- [WORK TO COMPLETE]: Express the data from the line with "op-amp U1 A1 AD503J — [142, 109, 206, 187]" up to and including the line with "svg-text:5%: 5% — [190, 39, 204, 55]" as a numbered list, leaving out any blank lines.

──────── RECORDS ────────

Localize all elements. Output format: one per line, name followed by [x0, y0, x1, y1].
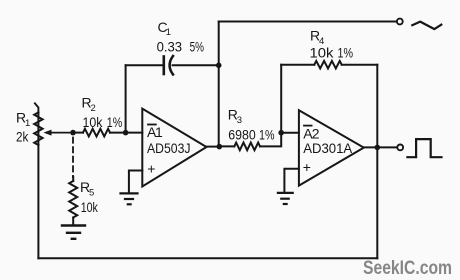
op-amp U1 A1 AD503J — [142, 109, 206, 187]
svg-text:10k: 10k — [83, 114, 104, 130]
A2 inverting bar — [304, 125, 312, 127]
R4 label — [310, 28, 354, 61]
resistor R5 — [69, 177, 77, 225]
wire output drop to bottom rail — [376, 147, 378, 258]
svg-text:5%: 5% — [190, 39, 204, 55]
wire riser A1 output to top rail — [218, 22, 220, 147]
resistor R2 — [73, 129, 126, 137]
ground at A2 — [278, 193, 293, 204]
R5 label — [80, 179, 99, 215]
R1 wiper arrow — [44, 130, 74, 136]
R1 label — [16, 110, 30, 145]
R3 label — [228, 107, 275, 143]
potentiometer R1 — [34, 103, 42, 145]
node junction R2/C1/A1 input — [123, 130, 129, 136]
svg-text:SeekIC.com: SeekIC.com — [363, 258, 452, 279]
svg-text:AD301A: AD301A — [303, 140, 353, 156]
svg-text:2: 2 — [91, 103, 96, 114]
svg-text:+: + — [303, 159, 311, 175]
svg-text:6980: 6980 — [228, 126, 256, 142]
svg-text:1%: 1% — [107, 114, 123, 130]
svg-text:AD503J: AD503J — [147, 140, 191, 156]
svg-text:1: 1 — [155, 124, 163, 140]
wire A2 non-inverting to ground — [284, 169, 299, 192]
wire to A1 inverting input — [126, 132, 143, 134]
node junction C1/top rail — [216, 63, 222, 69]
terminal square-wave output — [397, 145, 403, 151]
svg-text:3: 3 — [237, 115, 242, 126]
resistor R3 — [220, 133, 281, 151]
wire bottom rail — [38, 257, 377, 259]
A2 labels — [303, 126, 353, 175]
svg-text:+: + — [147, 160, 155, 176]
svg-text:0.33: 0.33 — [157, 39, 183, 55]
ground below R5 — [62, 226, 85, 239]
capacitor C1 — [126, 56, 219, 75]
wire A2 output — [364, 146, 397, 148]
svg-text:2k: 2k — [16, 129, 29, 145]
wire top rail to output terminal — [219, 21, 397, 23]
svg-text:1%: 1% — [259, 126, 275, 142]
svg-text:1: 1 — [166, 27, 171, 38]
wire dashed to R5 — [72, 138, 74, 178]
svg-text:1%: 1% — [338, 45, 354, 61]
ground at A1 — [121, 193, 138, 204]
svg-text:1: 1 — [25, 118, 30, 129]
terminal triangle-wave output — [397, 19, 403, 25]
wire to A2 inverting input — [281, 132, 299, 134]
node junction A2 output — [375, 145, 381, 151]
node junction R3/R4/A2 input — [278, 130, 284, 136]
wire A1 output — [207, 146, 220, 148]
resistor R4 feedback — [281, 61, 377, 148]
svg-text:10k: 10k — [81, 199, 99, 215]
square wave symbol — [407, 139, 441, 157]
C1 label — [157, 19, 204, 55]
A1 labels — [147, 124, 191, 176]
A1 inverting bar — [148, 124, 156, 126]
svg-text:10k: 10k — [310, 45, 335, 61]
wire C1 left riser — [125, 65, 127, 132]
svg-text:5: 5 — [89, 188, 94, 199]
node junction wiper/R2/R5 — [70, 130, 76, 136]
wire R1 bottom leg — [37, 145, 39, 258]
R2 label — [82, 95, 123, 130]
triangle wave symbol — [412, 22, 441, 30]
node junction A1 output — [217, 144, 223, 150]
wire A1 non-inverting to ground — [129, 171, 142, 193]
op-amp U2 A2 AD301A — [299, 110, 364, 185]
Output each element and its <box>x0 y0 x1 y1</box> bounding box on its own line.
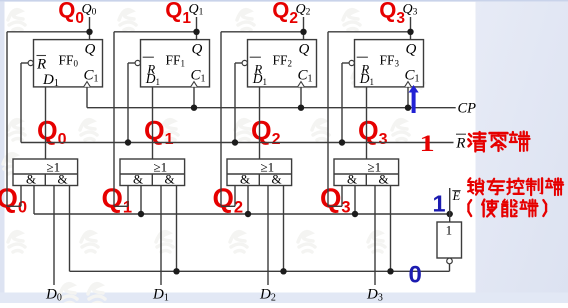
wire R input to R-bar bus <box>342 62 349 64</box>
wire clock pin to CP bus <box>193 87 195 108</box>
junction dots on CP bus <box>191 105 197 111</box>
inverter bubble on R input <box>242 60 247 65</box>
wire inverter output to E bus <box>449 264 451 272</box>
wire Q2 output stub <box>303 17 305 40</box>
annotation red latch control terminal <box>468 178 484 194</box>
wire Q3 output stub <box>410 17 412 40</box>
wire Q0 feedback bottom corner to AND input <box>7 205 21 207</box>
wire AND input from D1 terminal <box>160 186 162 286</box>
wire R-bar clear bus <box>21 142 454 144</box>
wire Q3 feedback bottom corner to AND input <box>328 205 342 207</box>
svg-text:Q: Q <box>192 42 203 58</box>
wire Q2 feedback top <box>221 31 304 33</box>
junction dots on R-bar bus <box>125 139 131 145</box>
background top border strip <box>0 0 568 2</box>
clock edge triangle <box>84 82 91 87</box>
wire Q1 feedback bottom corner to AND input <box>114 205 128 207</box>
flip-flop FF0 cell <box>7 2 103 304</box>
junction dots on E bus <box>173 268 179 274</box>
background bottom strip <box>0 293 568 304</box>
svg-text:0: 0 <box>409 262 422 289</box>
wire AND input to E bus <box>283 186 285 272</box>
wire EN-bar latch bus <box>34 213 450 215</box>
wire clock pin to CP bus <box>407 87 409 108</box>
wire AND input to EN-bar bus <box>247 186 249 215</box>
OR gate >=1 of cell 0 <box>13 159 78 186</box>
wire Q2 feedback bottom corner to AND input <box>221 205 235 207</box>
svg-text:Q: Q <box>85 42 96 58</box>
wire Q0 feedback top <box>7 31 90 33</box>
svg-text:&: & <box>272 172 282 187</box>
wire AND input from D3 terminal <box>374 186 376 286</box>
junction dot Q0 stub <box>86 29 92 35</box>
inverter bubble on R input <box>135 60 140 65</box>
inverter gate 1 <box>437 222 462 258</box>
wire E-bar terminal lead <box>449 188 451 222</box>
wire AND input to EN-bar bus <box>140 186 142 215</box>
svg-text:&: & <box>347 172 357 187</box>
wire R input to R-bar bus <box>128 62 135 64</box>
inverter output bubble <box>447 258 453 264</box>
wire AND input to EN-bar bus <box>33 186 35 215</box>
inverter bubble on R input <box>349 60 354 65</box>
wire D1 pin from OR gate <box>152 87 154 159</box>
flip-flop FF0 box <box>34 40 103 87</box>
wire Q1 output stub <box>196 17 198 40</box>
wire R input to R-bar bus <box>235 62 242 64</box>
svg-text:R: R <box>455 136 465 152</box>
wire AND input from D0 terminal <box>53 186 55 286</box>
wire D1 pin from OR gate <box>259 87 261 159</box>
svg-text:&: & <box>240 172 250 187</box>
annotation red (enable terminal) <box>468 200 471 216</box>
wire AND input to E bus <box>176 186 178 272</box>
OR gate >=1 of cell 1 <box>120 159 185 186</box>
OR gate >=1 of cell 2 <box>227 159 292 186</box>
flip-flop FF2 box <box>248 40 317 87</box>
wire AND input to E bus <box>390 186 392 272</box>
annotation blue clock arrow <box>409 85 419 113</box>
wire Q3 feedback top <box>328 31 411 33</box>
svg-text:1: 1 <box>433 191 446 217</box>
wire Q1 feedback top <box>114 31 197 33</box>
watermark (faint press logo text) <box>3 10 424 304</box>
flip-flop FF3 cell <box>328 2 424 304</box>
svg-text:R: R <box>36 57 46 73</box>
clock edge triangle <box>191 82 198 87</box>
junction dot Q2 stub <box>300 29 306 35</box>
flip-flop FF1 box <box>141 40 210 87</box>
svg-text:1: 1 <box>420 131 435 157</box>
AND gates of cell 3 <box>365 174 367 186</box>
svg-text:CP: CP <box>458 101 477 117</box>
background left strip <box>0 2 5 303</box>
svg-text:&: & <box>165 172 175 187</box>
wire AND input to EN-bar bus <box>354 186 356 215</box>
svg-text:&: & <box>379 172 389 187</box>
wire Q0 output stub <box>89 17 91 40</box>
OR gate >=1 of cell 3 <box>334 159 399 186</box>
annotation red qingling-duan (clear terminal) <box>468 132 485 151</box>
junction dot Q3 stub <box>407 29 413 35</box>
wire D1 pin from OR gate <box>366 87 368 159</box>
junction dots on EN-bar bus <box>138 211 144 217</box>
wire clock pin to CP bus <box>86 87 88 108</box>
svg-text:Q: Q <box>299 42 310 58</box>
svg-text:&: & <box>133 172 143 187</box>
flip-flop FF1 cell <box>114 2 210 304</box>
svg-text:1: 1 <box>446 223 453 238</box>
wire AND input to E bus <box>69 186 71 272</box>
wire D1 pin from OR gate <box>45 87 47 159</box>
wire CP clock bus <box>87 107 456 109</box>
AND gates of cell 0 <box>44 174 46 186</box>
wire AND input from D2 terminal <box>267 186 269 286</box>
flip-flop FF3 box <box>355 40 424 87</box>
flip-flop FF2 cell <box>221 2 317 304</box>
junction dot Q1 stub <box>193 29 199 35</box>
background right panel <box>476 2 568 303</box>
clock edge triangle <box>298 82 305 87</box>
svg-text:&: & <box>58 172 68 187</box>
svg-text:&: & <box>26 172 36 187</box>
inverter bubble on R input <box>28 60 33 65</box>
AND gates of cell 1 <box>151 174 153 186</box>
clock edge triangle <box>405 82 412 87</box>
wire clock pin to CP bus <box>300 87 302 108</box>
wire R input to R-bar bus <box>21 62 28 64</box>
AND gates of cell 2 <box>258 174 260 186</box>
svg-text:Q: Q <box>406 42 417 58</box>
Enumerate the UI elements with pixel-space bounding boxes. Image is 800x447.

────────

- [FULL OUTPUT]:
1. op-amp U1 A1 AD503J — [142, 109, 206, 187]
2. svg-text:10k: 10k — [83, 114, 104, 130]
3. A2 inverting bar — [304, 125, 312, 127]
4. R4 label — [310, 28, 354, 61]
5. resistor R5 — [69, 177, 77, 225]
6. wire output drop to bottom rail — [376, 147, 378, 258]
7. svg-text:5%: 5% — [190, 39, 204, 55]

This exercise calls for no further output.